'''
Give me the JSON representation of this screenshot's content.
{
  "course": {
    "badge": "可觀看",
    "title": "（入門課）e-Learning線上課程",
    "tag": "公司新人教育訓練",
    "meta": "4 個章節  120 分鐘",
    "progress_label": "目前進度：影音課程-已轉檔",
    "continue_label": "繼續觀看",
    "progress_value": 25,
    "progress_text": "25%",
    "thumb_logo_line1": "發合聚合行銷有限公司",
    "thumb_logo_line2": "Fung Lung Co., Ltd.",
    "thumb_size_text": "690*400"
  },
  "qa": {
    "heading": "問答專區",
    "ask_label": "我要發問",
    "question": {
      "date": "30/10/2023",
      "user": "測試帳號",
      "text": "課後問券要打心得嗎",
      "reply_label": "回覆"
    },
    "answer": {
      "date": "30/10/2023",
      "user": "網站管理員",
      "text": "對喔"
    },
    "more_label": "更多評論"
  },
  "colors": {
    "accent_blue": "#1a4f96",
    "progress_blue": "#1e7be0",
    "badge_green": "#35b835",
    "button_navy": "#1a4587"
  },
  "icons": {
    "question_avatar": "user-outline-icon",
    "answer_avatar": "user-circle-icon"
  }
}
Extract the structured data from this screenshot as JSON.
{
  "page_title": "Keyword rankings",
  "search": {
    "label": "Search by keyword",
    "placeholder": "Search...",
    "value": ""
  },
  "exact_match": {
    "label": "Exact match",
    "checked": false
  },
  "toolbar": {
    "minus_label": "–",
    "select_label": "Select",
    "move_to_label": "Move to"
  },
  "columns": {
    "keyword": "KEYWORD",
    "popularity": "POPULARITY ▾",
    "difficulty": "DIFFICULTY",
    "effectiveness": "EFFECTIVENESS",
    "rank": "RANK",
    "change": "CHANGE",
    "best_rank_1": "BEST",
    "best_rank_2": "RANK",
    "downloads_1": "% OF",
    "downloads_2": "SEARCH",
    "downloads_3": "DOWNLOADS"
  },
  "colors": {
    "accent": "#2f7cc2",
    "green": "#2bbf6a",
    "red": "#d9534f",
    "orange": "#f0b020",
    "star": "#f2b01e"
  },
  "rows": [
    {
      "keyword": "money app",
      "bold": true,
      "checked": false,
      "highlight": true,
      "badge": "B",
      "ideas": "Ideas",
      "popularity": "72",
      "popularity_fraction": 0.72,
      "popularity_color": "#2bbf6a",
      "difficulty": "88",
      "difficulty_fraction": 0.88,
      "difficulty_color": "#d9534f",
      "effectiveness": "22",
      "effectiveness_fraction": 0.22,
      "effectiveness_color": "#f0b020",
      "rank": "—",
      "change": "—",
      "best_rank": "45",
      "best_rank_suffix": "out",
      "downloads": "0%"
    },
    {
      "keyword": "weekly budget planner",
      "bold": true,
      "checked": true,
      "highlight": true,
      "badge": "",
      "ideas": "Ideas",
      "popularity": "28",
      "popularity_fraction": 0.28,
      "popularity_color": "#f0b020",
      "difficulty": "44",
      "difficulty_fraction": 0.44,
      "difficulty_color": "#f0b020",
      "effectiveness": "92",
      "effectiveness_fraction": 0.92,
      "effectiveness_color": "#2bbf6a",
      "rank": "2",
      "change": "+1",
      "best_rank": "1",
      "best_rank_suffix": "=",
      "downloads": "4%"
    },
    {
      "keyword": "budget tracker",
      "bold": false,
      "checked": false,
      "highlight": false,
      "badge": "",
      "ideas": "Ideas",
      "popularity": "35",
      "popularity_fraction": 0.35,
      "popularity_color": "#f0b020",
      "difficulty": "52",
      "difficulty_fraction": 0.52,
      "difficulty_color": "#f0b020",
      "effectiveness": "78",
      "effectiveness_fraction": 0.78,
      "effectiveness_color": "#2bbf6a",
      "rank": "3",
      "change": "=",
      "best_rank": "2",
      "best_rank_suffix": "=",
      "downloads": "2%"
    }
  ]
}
'''
◆ **What is asked**
Return every line exactly.

◆ **Expected answer**
Give me the JSON representation of this screenshot's content.
{
  "course": {
    "badge": "可觀看",
    "title": "（入門課）e-Learning線上課程",
    "tag": "公司新人教育訓練",
    "meta": "4 個章節  120 分鐘",
    "progress_label": "目前進度：影音課程-已轉檔",
    "continue_label": "繼續觀看",
    "progress_value": 25,
    "progress_text": "25%",
    "thumb_logo_line1": "發合聚合行銷有限公司",
    "thumb_logo_line2": "Fung Lung Co., Ltd.",
    "thumb_size_text": "690*400"
  },
  "qa": {
    "heading": "問答專區",
    "ask_label": "我要發問",
    "question": {
      "date": "30/10/2023",
      "user": "測試帳號",
      "text": "課後問券要打心得嗎",
      "reply_label": "回覆"
    },
    "answer": {
      "date": "30/10/2023",
      "user": "網站管理員",
      "text": "對喔"
    },
    "more_label": "更多評論"
  },
  "colors": {
    "accent_blue": "#1a4f96",
    "progress_blue": "#1e7be0",
    "badge_green": "#35b835",
    "button_navy": "#1a4587"
  },
  "icons": {
    "question_avatar": "user-outline-icon",
    "answer_avatar": "user-circle-icon"
  }
}
Extract the structured data from this screenshot as JSON.
{
  "page_title": "Keyword rankings",
  "search": {
    "label": "Search by keyword",
    "placeholder": "Search...",
    "value": ""
  },
  "exact_match": {
    "label": "Exact match",
    "checked": false
  },
  "toolbar": {
    "minus_label": "–",
    "select_label": "Select",
    "move_to_label": "Move to"
  },
  "columns": {
    "keyword": "KEYWORD",
    "popularity": "POPULARITY ▾",
    "difficulty": "DIFFICULTY",
    "effectiveness": "EFFECTIVENESS",
    "rank": "RANK",
    "change": "CHANGE",
    "best_rank_1": "BEST",
    "best_rank_2": "RANK",
    "downloads_1": "% OF",
    "downloads_2": "SEARCH",
    "downloads_3": "DOWNLOADS"
  },
  "colors": {
    "accent": "#2f7cc2",
    "green": "#2bbf6a",
    "red": "#d9534f",
    "orange": "#f0b020",
    "star": "#f2b01e"
  },
  "rows": [
    {
      "keyword": "money app",
      "bold": true,
      "checked": false,
      "highlight": true,
      "badge": "B",
      "ideas": "Ideas",
      "popularity": "72",
      "popularity_fraction": 0.72,
      "popularity_color": "#2bbf6a",
      "difficulty": "88",
      "difficulty_fraction": 0.88,
      "difficulty_color": "#d9534f",
      "effectiveness": "22",
      "effectiveness_fraction": 0.22,
      "effectiveness_color": "#f0b020",
      "rank": "—",
      "change": "—",
      "best_rank": "45",
      "best_rank_suffix": "out",
      "downloads": "0%"
    },
    {
      "keyword": "weekly budget planner",
      "bold": true,
      "checked": true,
      "highlight": true,
      "badge": "",
      "ideas": "Ideas",
      "popularity": "28",
      "popularity_fraction": 0.28,
      "popularity_color": "#f0b020",
      "difficulty": "44",
      "difficulty_fraction": 0.44,
      "difficulty_color": "#f0b020",
      "effectiveness": "92",
      "effectiveness_fraction": 0.92,
      "effectiveness_color": "#2bbf6a",
      "rank": "2",
      "change": "+1",
      "best_rank": "1",
      "best_rank_suffix": "=",
      "downloads": "4%"
    },
    {
      "keyword": "budget tracker",
      "bold": false,
      "checked": false,
      "highlight": false,
      "badge": "",
      "ideas": "Ideas",
      "popularity": "35",
      "popularity_fraction": 0.35,
      "popularity_color": "#f0b020",
      "difficulty": "52",
      "difficulty_fraction": 0.52,
      "difficulty_color": "#f0b020",
      "effectiveness": "78",
      "effectiveness_fraction": 0.78,
      "effectiveness_color": "#2bbf6a",
      "rank": "3",
      "change": "=",
      "best_rank": "2",
      "best_rank_suffix": "=",
      "downloads": "2%"
    }
  ]
}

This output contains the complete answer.